### Dataset excerpts
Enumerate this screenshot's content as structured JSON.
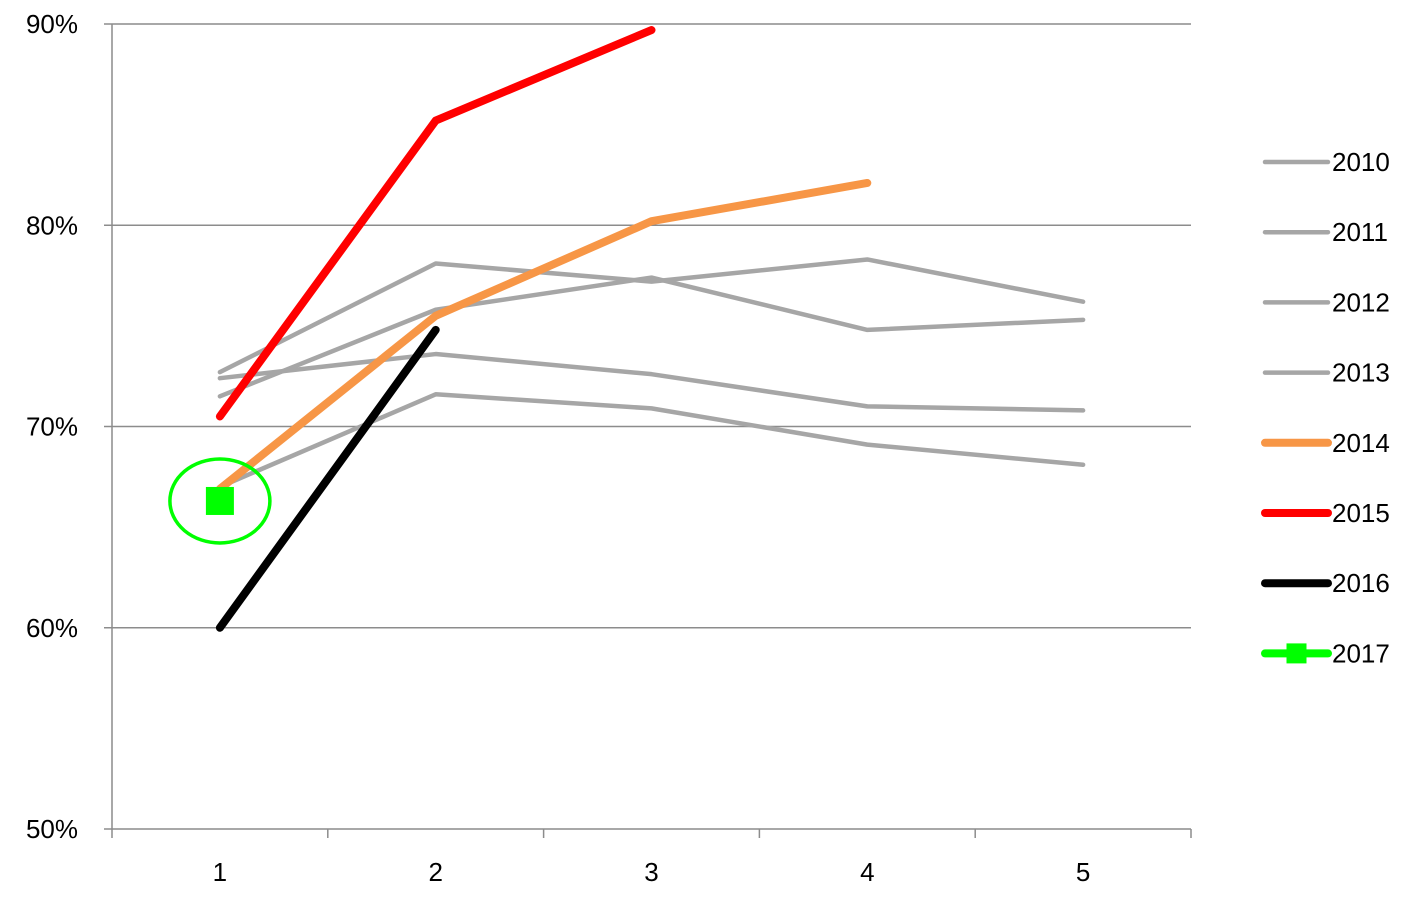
{
  "chart_data": {
    "type": "line",
    "title": "",
    "xlabel": "",
    "ylabel": "",
    "categories": [
      "1",
      "2",
      "3",
      "4",
      "5"
    ],
    "x": [
      1,
      2,
      3,
      4,
      5
    ],
    "ylim": [
      0.5,
      0.9
    ],
    "y_ticks": [
      0.5,
      0.6,
      0.7,
      0.8,
      0.9
    ],
    "y_tick_labels": [
      "50%",
      "60%",
      "70%",
      "80%",
      "90%"
    ],
    "y_tick_format": "percent",
    "grid": true,
    "legend_position": "right",
    "series": [
      {
        "name": "2010",
        "color": "#a6a6a6",
        "values": [
          0.727,
          0.781,
          0.772,
          0.783,
          0.762
        ]
      },
      {
        "name": "2011",
        "color": "#a6a6a6",
        "values": [
          0.715,
          0.758,
          0.774,
          0.748,
          0.753
        ]
      },
      {
        "name": "2012",
        "color": "#a6a6a6",
        "values": [
          0.724,
          0.736,
          0.726,
          0.71,
          0.708
        ]
      },
      {
        "name": "2013",
        "color": "#a6a6a6",
        "values": [
          0.67,
          0.716,
          0.709,
          0.691,
          0.681
        ]
      },
      {
        "name": "2014",
        "color": "#f79646",
        "values": [
          0.669,
          0.755,
          0.802,
          0.821,
          null
        ]
      },
      {
        "name": "2015",
        "color": "#ff0000",
        "values": [
          0.705,
          0.852,
          0.897,
          null,
          null
        ]
      },
      {
        "name": "2016",
        "color": "#000000",
        "values": [
          0.6,
          0.748,
          null,
          null,
          null
        ]
      },
      {
        "name": "2017",
        "color": "#00ff00",
        "marker": "square",
        "values": [
          0.663,
          null,
          null,
          null,
          null
        ]
      }
    ],
    "annotations": [
      {
        "type": "circle",
        "color": "#00ff00",
        "x": 1,
        "y": 0.663,
        "target_series": "2017"
      }
    ]
  }
}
######
# Do this
Pull out all lines from the entries above in which the word "name" appears.

# Full output
        "name": "2010",
        "name": "2011",
        "name": "2012",
        "name": "2013",
        "name": "2014",
        "name": "2015",
        "name": "2016",
        "name": "2017",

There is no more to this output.